▶ [DOCUMENT]:
DÉJEUNER1, verbe intrans.
A.− Vx, région. Prendre le repas du matin :
1. Alors que, les premiers mois, j'avais gardé mes heures de prière, de repos, de repas, que je m'étais crue obligée chaque jour de déjeuner, de dîner, de souper (...) Maintenant je vivais de bananes ou de mangues heure par heure. Giraudoux, Suzanne et le Pacifique,1921, p. 72.
Rem. P. réf. au subst. petit déjeuner, on trouve parfois le verbe qui en dérive, employé p. plaisant. Avez-vous bien dîné? demanda-t-il [André à Julietta]. Oui, très bien dîné, et bien petit-déjeuné aussi (L. de Vilmorin, Julietta, 1951, p. 173).
Déjeuner à la fourchette. Prendre un petit déjeuner copieux fait souvent de viandes accompagnées de vin. Mais en fait d'anges je n'estime que ceux qui déjeunent vigoureusement à la fourchette et qui ont du marbre plein leur corset (Barb. d'Aurev., 2eMemor.,1839, p. 345).
B.− Usuel. Prendre le repas de midi. J'ai eu ce jour la société du journal à déjeuner (Maine de Biran, Journal,1817, p. 57).Mais d'abord on déjeuna, sur le pouce (Pesquidoux, Livre raison,1928, p. 156):
2. Une servante vint annoncer que le déjeuner était servi. − Oh! Papa, implora Renée, si nous déjeunions ici, puisque nous y sommes? Il fait si bon. Mais M. Henriot, d'un ton ferme : − Pas de ça, ma petite! Chaque chose à sa place : c'est ainsi qu'on fait les bonnes maisons. Nous déjeunerons dans la salle à manger, comme d'habitude. Arland, L'Ordre,1929, p. 38.

▶ [VOTRE TRAVAIL]:
**a.** D'après l'article sur le verbe « déjeuner », pour quelle raison M. Henriot refuse-t-il que la famille déjeune là où elle se trouve ? Répondez en une à trois phrases.
**b.** Poursuivez l'article sur le verbe « déjeuner » à partir de l'endroit où il s'arrête, s'il vous plaît.
Les enregistrements sont un matériau distinct de l'article sur le verbe « déjeuner ».

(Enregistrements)
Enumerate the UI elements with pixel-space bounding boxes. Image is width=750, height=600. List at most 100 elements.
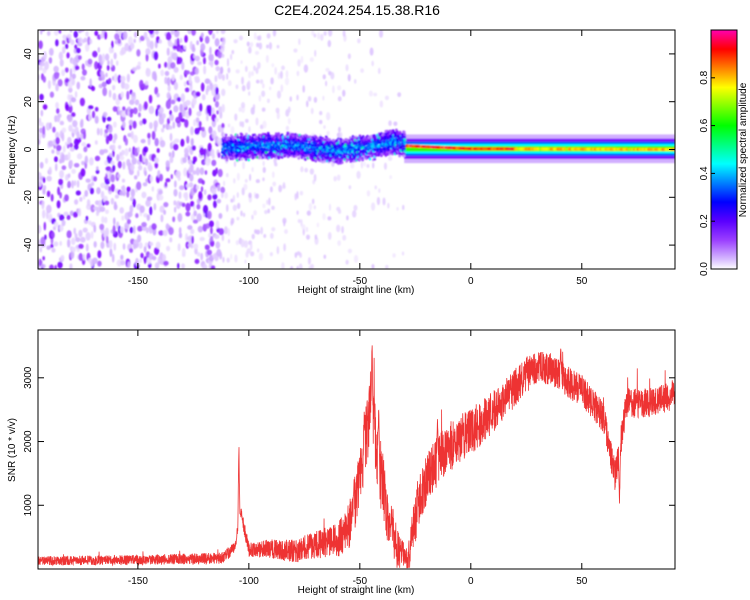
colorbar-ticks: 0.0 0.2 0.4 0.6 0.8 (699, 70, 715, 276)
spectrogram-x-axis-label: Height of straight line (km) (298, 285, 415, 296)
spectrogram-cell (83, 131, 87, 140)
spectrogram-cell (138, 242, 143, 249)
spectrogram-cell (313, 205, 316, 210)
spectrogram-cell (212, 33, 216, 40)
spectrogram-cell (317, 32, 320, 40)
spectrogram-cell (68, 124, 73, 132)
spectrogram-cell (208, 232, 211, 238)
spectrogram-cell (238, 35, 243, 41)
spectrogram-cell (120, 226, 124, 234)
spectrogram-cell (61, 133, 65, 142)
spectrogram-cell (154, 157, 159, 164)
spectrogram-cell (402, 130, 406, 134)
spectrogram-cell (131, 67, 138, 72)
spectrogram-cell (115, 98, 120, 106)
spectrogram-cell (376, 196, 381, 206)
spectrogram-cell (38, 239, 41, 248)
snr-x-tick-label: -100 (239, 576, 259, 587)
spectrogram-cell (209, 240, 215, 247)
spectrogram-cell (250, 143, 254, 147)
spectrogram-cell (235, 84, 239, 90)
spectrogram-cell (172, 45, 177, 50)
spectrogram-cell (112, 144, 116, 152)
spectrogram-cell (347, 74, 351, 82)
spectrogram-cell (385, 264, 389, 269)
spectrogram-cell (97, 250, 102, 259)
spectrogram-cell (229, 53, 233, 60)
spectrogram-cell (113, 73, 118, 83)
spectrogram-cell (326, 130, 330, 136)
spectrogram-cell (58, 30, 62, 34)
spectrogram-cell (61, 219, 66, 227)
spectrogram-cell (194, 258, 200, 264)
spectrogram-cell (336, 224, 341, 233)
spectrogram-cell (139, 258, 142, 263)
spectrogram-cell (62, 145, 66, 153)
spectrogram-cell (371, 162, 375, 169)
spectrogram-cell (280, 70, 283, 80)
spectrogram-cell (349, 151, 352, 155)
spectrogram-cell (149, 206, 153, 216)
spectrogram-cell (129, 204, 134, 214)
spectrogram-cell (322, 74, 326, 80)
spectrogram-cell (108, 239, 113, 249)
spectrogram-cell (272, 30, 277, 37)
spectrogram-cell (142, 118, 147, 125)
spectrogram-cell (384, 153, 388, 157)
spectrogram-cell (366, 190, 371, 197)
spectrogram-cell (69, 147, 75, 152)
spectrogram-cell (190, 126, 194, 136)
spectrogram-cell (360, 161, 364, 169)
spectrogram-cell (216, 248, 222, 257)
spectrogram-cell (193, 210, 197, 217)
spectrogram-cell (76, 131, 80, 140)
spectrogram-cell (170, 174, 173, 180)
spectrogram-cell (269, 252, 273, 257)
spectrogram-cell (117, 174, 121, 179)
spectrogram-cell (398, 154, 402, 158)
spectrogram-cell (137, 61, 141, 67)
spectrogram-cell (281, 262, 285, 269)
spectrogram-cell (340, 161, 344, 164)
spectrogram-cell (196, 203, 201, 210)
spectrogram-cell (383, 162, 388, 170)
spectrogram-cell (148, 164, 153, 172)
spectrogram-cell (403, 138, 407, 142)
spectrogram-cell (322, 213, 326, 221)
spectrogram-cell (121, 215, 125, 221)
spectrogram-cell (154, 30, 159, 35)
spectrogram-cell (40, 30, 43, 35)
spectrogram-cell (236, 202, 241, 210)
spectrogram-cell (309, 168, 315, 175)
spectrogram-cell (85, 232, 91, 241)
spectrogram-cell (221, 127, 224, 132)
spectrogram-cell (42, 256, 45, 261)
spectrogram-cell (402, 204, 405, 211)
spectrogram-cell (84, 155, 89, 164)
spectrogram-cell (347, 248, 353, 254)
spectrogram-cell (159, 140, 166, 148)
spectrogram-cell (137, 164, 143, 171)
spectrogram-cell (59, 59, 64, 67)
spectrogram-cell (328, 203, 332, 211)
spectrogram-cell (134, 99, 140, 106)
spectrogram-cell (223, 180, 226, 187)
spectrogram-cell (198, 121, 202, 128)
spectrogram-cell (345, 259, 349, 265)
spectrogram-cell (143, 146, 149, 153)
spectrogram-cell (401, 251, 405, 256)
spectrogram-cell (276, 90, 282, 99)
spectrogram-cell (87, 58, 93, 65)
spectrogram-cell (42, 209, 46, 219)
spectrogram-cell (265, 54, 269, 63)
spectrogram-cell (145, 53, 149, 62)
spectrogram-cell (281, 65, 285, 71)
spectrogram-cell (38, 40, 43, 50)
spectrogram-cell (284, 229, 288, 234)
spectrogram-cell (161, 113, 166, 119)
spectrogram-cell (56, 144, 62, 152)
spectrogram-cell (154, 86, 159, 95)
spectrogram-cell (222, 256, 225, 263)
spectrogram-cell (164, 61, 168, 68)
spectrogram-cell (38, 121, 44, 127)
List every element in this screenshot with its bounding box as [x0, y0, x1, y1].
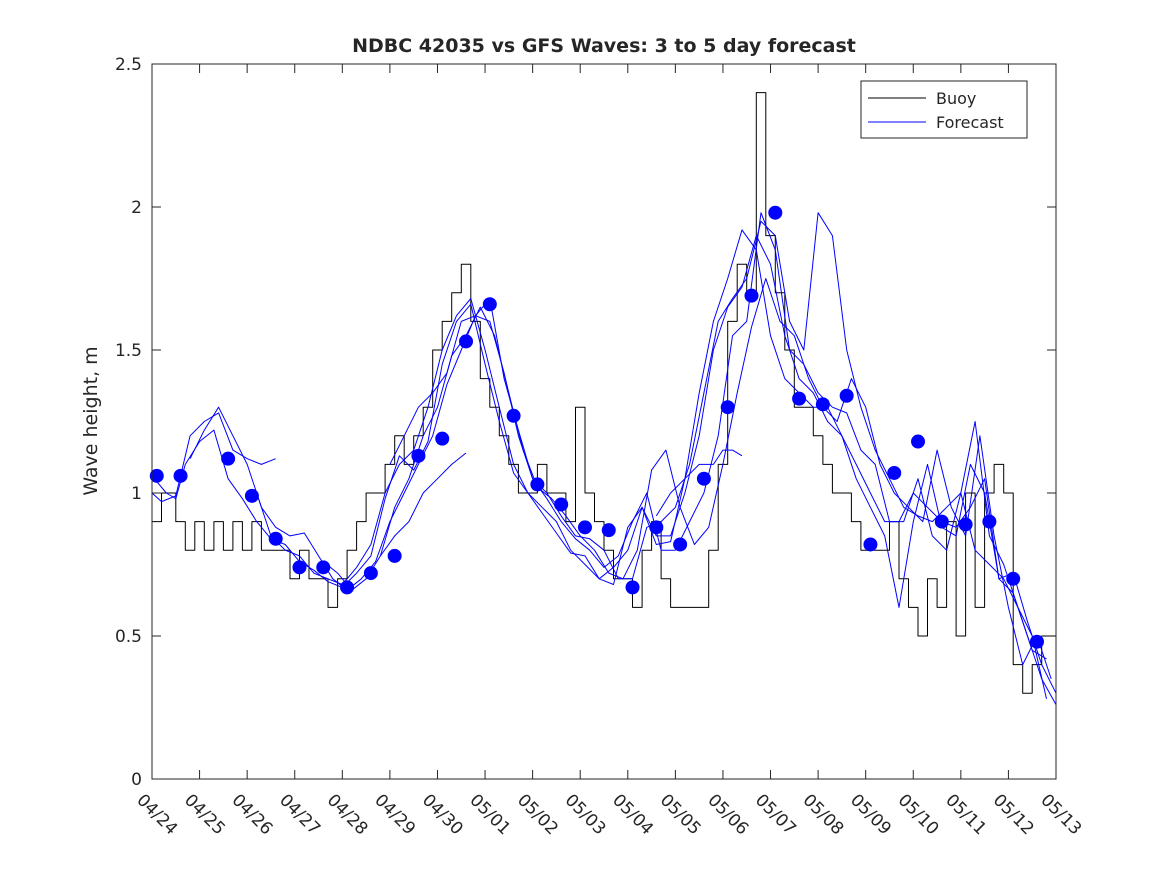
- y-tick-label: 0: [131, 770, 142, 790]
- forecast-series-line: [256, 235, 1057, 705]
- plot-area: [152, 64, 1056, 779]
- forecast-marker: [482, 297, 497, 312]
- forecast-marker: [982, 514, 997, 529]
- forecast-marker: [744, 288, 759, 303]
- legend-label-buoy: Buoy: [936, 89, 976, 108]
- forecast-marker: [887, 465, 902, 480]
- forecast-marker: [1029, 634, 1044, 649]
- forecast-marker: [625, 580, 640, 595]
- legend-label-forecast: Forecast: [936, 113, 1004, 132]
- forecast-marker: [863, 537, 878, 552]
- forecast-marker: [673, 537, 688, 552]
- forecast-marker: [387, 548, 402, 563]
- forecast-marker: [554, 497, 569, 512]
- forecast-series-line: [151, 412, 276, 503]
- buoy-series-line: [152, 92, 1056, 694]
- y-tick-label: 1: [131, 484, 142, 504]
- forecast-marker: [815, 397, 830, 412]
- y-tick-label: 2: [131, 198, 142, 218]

▶ [RÉPONSES PAR TÂCHE]:
**a.** M. Henriot refuse parce que, selon lui, chaque chose doit rester à sa place et que c'est ainsi qu'on fait les bonnes maisons. Il annonce donc qu'ils déjeuneront dans la salle à manger, comme d'habitude.

**b.**
Déjeuner + prép.
1. [Introduit par de, le compl. circ. de moyen désigne les mets consommés au déjeuner] Je déjeunai fort bien d'une omelette aux fines herbes, d'une aile de poulet au gros sel et d'un morceau de fromage (A. France, Pt Pierre,1918, p. 243).Pierrot déjeuna debout : d'un sandwich (Queneau, Pierrot,1942, p. 147).
2. [Introduit par avec, le compl. circ. d'accompagnement désigne la ou les personnes avec qui l'on déjeune] Venez donc me voir et déjeuner avec moi demain matin si vous pouvez (Hugo, Corresp.,1832, p. 518).
3. [Toutefois, la préposition avec tend à être employée dans les 2 cas cités supra] :
3. Je m'en vais déjeûner, si grondante de colère rentrée que papa lui-même s'en aperçoit et me demande si j'ai la fièvre (...) Puis je reviens très tôt, à midi un quart et je m'énerve, parmi les rares élèves qui sont là, des gamines de la campagne déjeûnant dans l'école avec des œufs durs, du lard, de la mélasse sur du pain, des fruits. Colette, Claudine à l'école,1900, p. 50.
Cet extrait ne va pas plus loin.